What is expected: Pull every line that holds the word "color" from the entries.

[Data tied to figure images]
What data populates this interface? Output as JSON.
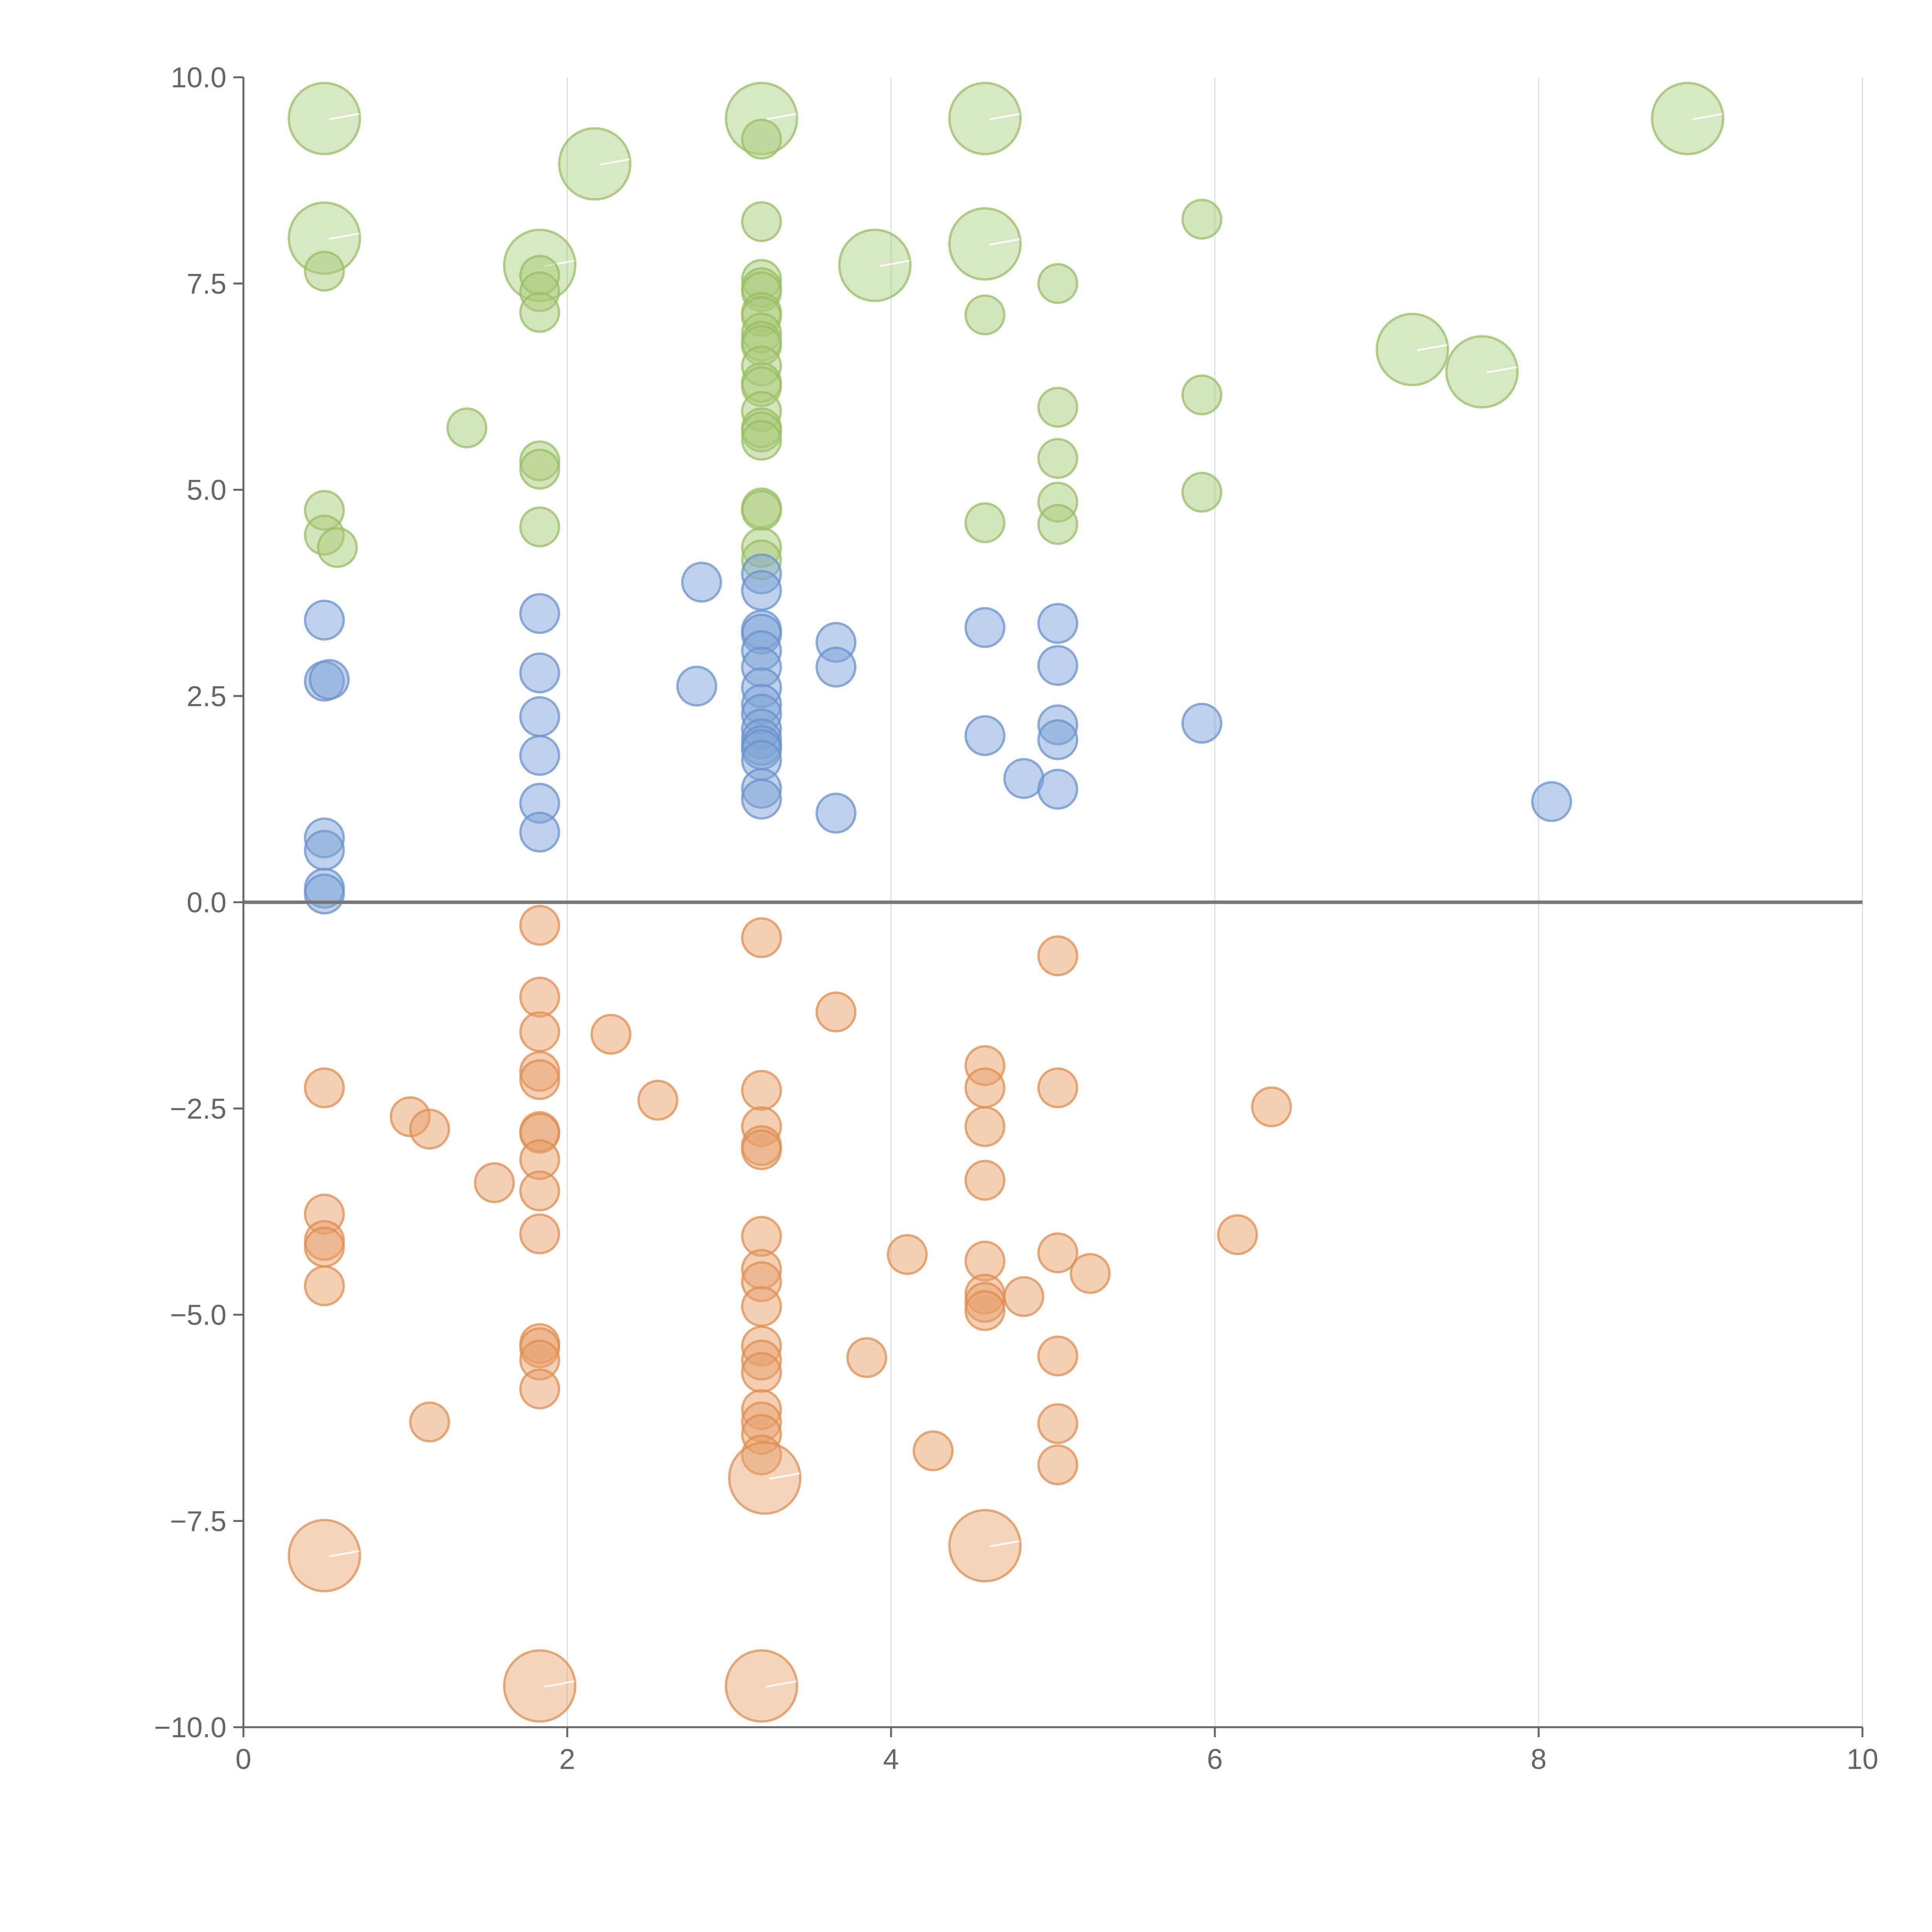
{
  "chart_data": {
    "type": "scatter",
    "title": "",
    "xlabel": "",
    "ylabel": "",
    "xlim": [
      0,
      10
    ],
    "ylim": [
      -10,
      10
    ],
    "grid": "vertical",
    "reference_line_y": 0,
    "x_ticks": [
      "0",
      "2",
      "4",
      "6",
      "8",
      "10"
    ],
    "x_tick_values": [
      0,
      2,
      4,
      6,
      8,
      10
    ],
    "y_ticks": [
      "−10.0",
      "−7.5",
      "−5.0",
      "−2.5",
      "0.0",
      "2.5",
      "5.0",
      "7.5",
      "10.0"
    ],
    "y_tick_values": [
      -10,
      -7.5,
      -5,
      -2.5,
      0,
      2.5,
      5,
      7.5,
      10
    ],
    "series": [
      {
        "name": "green",
        "color": "#a9c97a",
        "stroke": "#98bd63",
        "points": [
          [
            0.5,
            9.5,
            1
          ],
          [
            0.5,
            8.05,
            1
          ],
          [
            0.5,
            7.65,
            0
          ],
          [
            0.5,
            4.75,
            0
          ],
          [
            0.5,
            4.45,
            0
          ],
          [
            0.58,
            4.3,
            0
          ],
          [
            1.38,
            5.75,
            0
          ],
          [
            1.83,
            7.72,
            1
          ],
          [
            1.83,
            7.6,
            0
          ],
          [
            1.83,
            7.4,
            0
          ],
          [
            1.83,
            7.15,
            0
          ],
          [
            1.83,
            5.35,
            0
          ],
          [
            1.83,
            5.25,
            0
          ],
          [
            1.83,
            4.55,
            0
          ],
          [
            2.17,
            8.95,
            1
          ],
          [
            3.2,
            9.5,
            1
          ],
          [
            3.2,
            9.25,
            0
          ],
          [
            3.2,
            8.25,
            0
          ],
          [
            3.2,
            7.55,
            0
          ],
          [
            3.2,
            7.45,
            0
          ],
          [
            3.2,
            7.4,
            0
          ],
          [
            3.2,
            7.15,
            0
          ],
          [
            3.2,
            7.1,
            0
          ],
          [
            3.2,
            6.9,
            0
          ],
          [
            3.2,
            6.8,
            0
          ],
          [
            3.2,
            6.75,
            0
          ],
          [
            3.2,
            6.5,
            0
          ],
          [
            3.2,
            6.3,
            0
          ],
          [
            3.2,
            6.25,
            0
          ],
          [
            3.2,
            5.95,
            0
          ],
          [
            3.2,
            5.75,
            0
          ],
          [
            3.2,
            5.7,
            0
          ],
          [
            3.2,
            5.6,
            0
          ],
          [
            3.2,
            4.78,
            0
          ],
          [
            3.2,
            4.75,
            0
          ],
          [
            3.2,
            4.3,
            0
          ],
          [
            3.2,
            4.15,
            0
          ],
          [
            3.9,
            7.72,
            1
          ],
          [
            4.58,
            9.5,
            1
          ],
          [
            4.58,
            7.98,
            1
          ],
          [
            4.58,
            7.12,
            0
          ],
          [
            4.58,
            4.6,
            0
          ],
          [
            5.03,
            7.5,
            0
          ],
          [
            5.03,
            6.0,
            0
          ],
          [
            5.03,
            5.38,
            0
          ],
          [
            5.03,
            4.85,
            0
          ],
          [
            5.03,
            4.58,
            0
          ],
          [
            5.92,
            8.28,
            0
          ],
          [
            5.92,
            6.15,
            0
          ],
          [
            5.92,
            4.97,
            0
          ],
          [
            7.22,
            6.7,
            1
          ],
          [
            7.65,
            6.43,
            1
          ],
          [
            8.92,
            9.5,
            1
          ]
        ]
      },
      {
        "name": "blue",
        "color": "#7fa3d5",
        "stroke": "#6a92cc",
        "points": [
          [
            0.5,
            3.42,
            0
          ],
          [
            0.5,
            2.68,
            0
          ],
          [
            0.53,
            2.7,
            0
          ],
          [
            0.5,
            0.78,
            0
          ],
          [
            0.5,
            0.63,
            0
          ],
          [
            0.5,
            0.17,
            0
          ],
          [
            0.5,
            0.1,
            0
          ],
          [
            1.83,
            3.5,
            0
          ],
          [
            1.83,
            2.78,
            0
          ],
          [
            1.83,
            2.25,
            0
          ],
          [
            1.83,
            1.78,
            0
          ],
          [
            1.83,
            1.2,
            0
          ],
          [
            1.83,
            0.85,
            0
          ],
          [
            2.8,
            2.62,
            0
          ],
          [
            2.83,
            3.88,
            0
          ],
          [
            3.2,
            3.98,
            0
          ],
          [
            3.2,
            3.78,
            0
          ],
          [
            3.2,
            3.3,
            0
          ],
          [
            3.2,
            3.25,
            0
          ],
          [
            3.2,
            3.05,
            0
          ],
          [
            3.2,
            2.85,
            0
          ],
          [
            3.2,
            2.6,
            0
          ],
          [
            3.2,
            2.4,
            0
          ],
          [
            3.2,
            2.28,
            0
          ],
          [
            3.2,
            2.1,
            0
          ],
          [
            3.2,
            1.98,
            0
          ],
          [
            3.2,
            1.9,
            0
          ],
          [
            3.2,
            1.85,
            0
          ],
          [
            3.2,
            1.72,
            0
          ],
          [
            3.2,
            1.38,
            0
          ],
          [
            3.2,
            1.25,
            0
          ],
          [
            3.66,
            3.15,
            0
          ],
          [
            3.66,
            2.85,
            0
          ],
          [
            3.66,
            1.08,
            0
          ],
          [
            4.58,
            3.33,
            0
          ],
          [
            4.58,
            2.02,
            0
          ],
          [
            4.82,
            1.5,
            0
          ],
          [
            5.03,
            3.38,
            0
          ],
          [
            5.03,
            2.87,
            0
          ],
          [
            5.03,
            2.15,
            0
          ],
          [
            5.03,
            1.97,
            0
          ],
          [
            5.03,
            1.37,
            0
          ],
          [
            5.92,
            2.17,
            0
          ],
          [
            8.08,
            1.22,
            0
          ]
        ]
      },
      {
        "name": "orange",
        "color": "#e8a06a",
        "stroke": "#de8d50",
        "points": [
          [
            0.5,
            -2.25,
            0
          ],
          [
            0.5,
            -3.78,
            0
          ],
          [
            0.5,
            -4.1,
            0
          ],
          [
            0.5,
            -4.18,
            0
          ],
          [
            0.5,
            -4.65,
            0
          ],
          [
            0.5,
            -7.92,
            1
          ],
          [
            1.03,
            -2.6,
            0
          ],
          [
            1.15,
            -2.75,
            0
          ],
          [
            1.15,
            -6.3,
            0
          ],
          [
            1.55,
            -3.4,
            0
          ],
          [
            1.83,
            -0.28,
            0
          ],
          [
            1.83,
            -1.15,
            0
          ],
          [
            1.83,
            -1.57,
            0
          ],
          [
            1.83,
            -2.05,
            0
          ],
          [
            1.83,
            -2.15,
            0
          ],
          [
            1.83,
            -2.78,
            0
          ],
          [
            1.83,
            -2.8,
            0
          ],
          [
            1.83,
            -3.12,
            0
          ],
          [
            1.83,
            -3.5,
            0
          ],
          [
            1.83,
            -4.02,
            0
          ],
          [
            1.83,
            -5.35,
            0
          ],
          [
            1.83,
            -5.4,
            0
          ],
          [
            1.83,
            -5.55,
            0
          ],
          [
            1.83,
            -5.9,
            0
          ],
          [
            1.83,
            -9.5,
            1
          ],
          [
            2.27,
            -1.6,
            0
          ],
          [
            2.56,
            -2.4,
            0
          ],
          [
            3.2,
            -0.43,
            0
          ],
          [
            3.2,
            -2.28,
            0
          ],
          [
            3.2,
            -2.72,
            0
          ],
          [
            3.2,
            -2.95,
            0
          ],
          [
            3.2,
            -3.0,
            0
          ],
          [
            3.2,
            -4.05,
            0
          ],
          [
            3.2,
            -4.45,
            0
          ],
          [
            3.2,
            -4.6,
            0
          ],
          [
            3.2,
            -4.9,
            0
          ],
          [
            3.2,
            -5.38,
            0
          ],
          [
            3.2,
            -5.55,
            0
          ],
          [
            3.2,
            -5.7,
            0
          ],
          [
            3.2,
            -6.15,
            0
          ],
          [
            3.2,
            -6.3,
            0
          ],
          [
            3.2,
            -6.45,
            0
          ],
          [
            3.2,
            -6.7,
            0
          ],
          [
            3.22,
            -6.98,
            1
          ],
          [
            3.2,
            -9.5,
            1
          ],
          [
            3.66,
            -1.33,
            0
          ],
          [
            3.85,
            -5.52,
            0
          ],
          [
            4.1,
            -4.27,
            0
          ],
          [
            4.26,
            -6.65,
            0
          ],
          [
            4.58,
            -1.98,
            0
          ],
          [
            4.58,
            -2.25,
            0
          ],
          [
            4.58,
            -2.72,
            0
          ],
          [
            4.58,
            -3.37,
            0
          ],
          [
            4.58,
            -4.35,
            0
          ],
          [
            4.58,
            -4.75,
            0
          ],
          [
            4.58,
            -4.85,
            0
          ],
          [
            4.58,
            -4.95,
            0
          ],
          [
            4.58,
            -7.8,
            1
          ],
          [
            4.82,
            -4.78,
            0
          ],
          [
            5.03,
            -0.65,
            0
          ],
          [
            5.03,
            -2.25,
            0
          ],
          [
            5.03,
            -4.25,
            0
          ],
          [
            5.03,
            -5.5,
            0
          ],
          [
            5.03,
            -6.32,
            0
          ],
          [
            5.03,
            -6.82,
            0
          ],
          [
            5.23,
            -4.5,
            0
          ],
          [
            6.14,
            -4.03,
            0
          ],
          [
            6.35,
            -2.48,
            0
          ]
        ]
      }
    ]
  }
}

Solution below:
        "color": "#a9c97a",
        "color": "#7fa3d5",
        "color": "#e8a06a",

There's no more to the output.